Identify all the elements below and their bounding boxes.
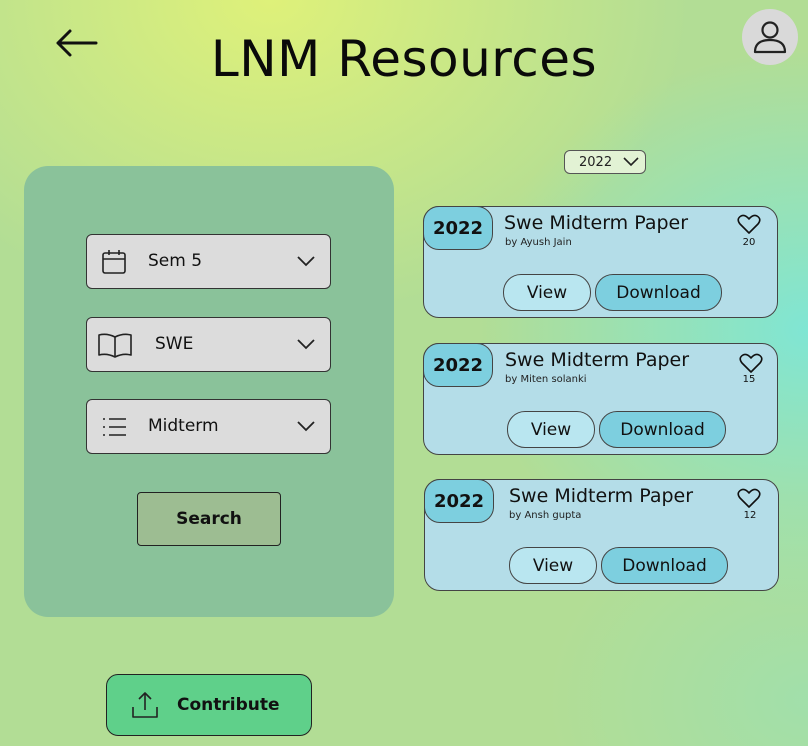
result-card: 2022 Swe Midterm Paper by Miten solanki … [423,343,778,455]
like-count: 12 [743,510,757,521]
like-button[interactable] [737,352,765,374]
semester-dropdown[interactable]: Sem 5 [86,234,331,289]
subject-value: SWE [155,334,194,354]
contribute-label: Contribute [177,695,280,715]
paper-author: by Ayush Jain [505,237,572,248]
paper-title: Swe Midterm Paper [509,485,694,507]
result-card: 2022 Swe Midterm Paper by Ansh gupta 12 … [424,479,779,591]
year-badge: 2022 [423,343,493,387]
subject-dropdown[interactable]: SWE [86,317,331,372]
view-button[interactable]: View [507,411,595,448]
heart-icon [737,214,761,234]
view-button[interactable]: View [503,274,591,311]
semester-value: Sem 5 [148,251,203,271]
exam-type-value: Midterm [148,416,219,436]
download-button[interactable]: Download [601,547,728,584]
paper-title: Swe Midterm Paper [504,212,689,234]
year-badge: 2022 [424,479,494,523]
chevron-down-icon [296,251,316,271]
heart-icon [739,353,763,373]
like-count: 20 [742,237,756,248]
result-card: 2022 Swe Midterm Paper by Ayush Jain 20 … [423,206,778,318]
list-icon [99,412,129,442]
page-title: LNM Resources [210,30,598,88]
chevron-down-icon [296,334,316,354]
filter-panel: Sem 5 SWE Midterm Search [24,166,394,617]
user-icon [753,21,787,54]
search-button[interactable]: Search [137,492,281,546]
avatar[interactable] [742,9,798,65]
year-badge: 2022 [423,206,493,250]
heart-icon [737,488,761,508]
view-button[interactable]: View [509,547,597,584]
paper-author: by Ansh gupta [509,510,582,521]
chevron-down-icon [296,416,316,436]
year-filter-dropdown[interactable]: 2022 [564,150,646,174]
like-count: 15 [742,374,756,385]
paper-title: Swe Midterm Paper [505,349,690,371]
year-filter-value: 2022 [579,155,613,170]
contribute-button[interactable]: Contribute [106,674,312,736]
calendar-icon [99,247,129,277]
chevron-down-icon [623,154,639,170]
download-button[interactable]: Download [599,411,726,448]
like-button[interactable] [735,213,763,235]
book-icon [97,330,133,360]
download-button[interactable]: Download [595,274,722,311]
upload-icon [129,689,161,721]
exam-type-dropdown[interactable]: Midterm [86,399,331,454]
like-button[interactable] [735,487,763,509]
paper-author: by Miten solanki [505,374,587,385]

■ **INSTRUCTIONS TO FOLLOW**
Reproduce the data above line for line, without altering any of it. Omit the pictures from your output.

■ **FINAL RESULT**
Identify all the elements below and their bounding boxes.
result-card: 2022 Swe Midterm Paper by Miten solanki … [423,343,778,455]
like-count: 12 [743,510,757,521]
like-button[interactable] [737,352,765,374]
semester-dropdown[interactable]: Sem 5 [86,234,331,289]
subject-value: SWE [155,334,194,354]
contribute-label: Contribute [177,695,280,715]
paper-author: by Ayush Jain [505,237,572,248]
paper-title: Swe Midterm Paper [509,485,694,507]
result-card: 2022 Swe Midterm Paper by Ansh gupta 12 … [424,479,779,591]
year-badge: 2022 [423,343,493,387]
subject-dropdown[interactable]: SWE [86,317,331,372]
view-button[interactable]: View [507,411,595,448]
heart-icon [737,214,761,234]
view-button[interactable]: View [503,274,591,311]
semester-value: Sem 5 [148,251,203,271]
exam-type-value: Midterm [148,416,219,436]
download-button[interactable]: Download [601,547,728,584]
paper-title: Swe Midterm Paper [504,212,689,234]
year-badge: 2022 [424,479,494,523]
chevron-down-icon [296,251,316,271]
heart-icon [739,353,763,373]
like-count: 20 [742,237,756,248]
result-card: 2022 Swe Midterm Paper by Ayush Jain 20 … [423,206,778,318]
list-icon [99,412,129,442]
page-title: LNM Resources [210,30,598,88]
chevron-down-icon [296,334,316,354]
filter-panel: Sem 5 SWE Midterm Search [24,166,394,617]
user-icon [753,21,787,54]
search-button[interactable]: Search [137,492,281,546]
avatar[interactable] [742,9,798,65]
year-badge: 2022 [423,206,493,250]
heart-icon [737,488,761,508]
view-button[interactable]: View [509,547,597,584]
paper-author: by Ansh gupta [509,510,582,521]
chevron-down-icon [296,416,316,436]
year-filter-dropdown[interactable]: 2022 [564,150,646,174]
like-count: 15 [742,374,756,385]
paper-title: Swe Midterm Paper [505,349,690,371]
year-filter-value: 2022 [579,155,613,170]
contribute-button[interactable]: Contribute [106,674,312,736]
calendar-icon [99,247,129,277]
chevron-down-icon [623,154,639,170]
download-button[interactable]: Download [599,411,726,448]
like-button[interactable] [735,213,763,235]
book-icon [97,330,133,360]
download-button[interactable]: Download [595,274,722,311]
upload-icon [129,689,161,721]
exam-type-dropdown[interactable]: Midterm [86,399,331,454]
like-button[interactable] [735,487,763,509]
paper-author: by Miten solanki [505,374,587,385]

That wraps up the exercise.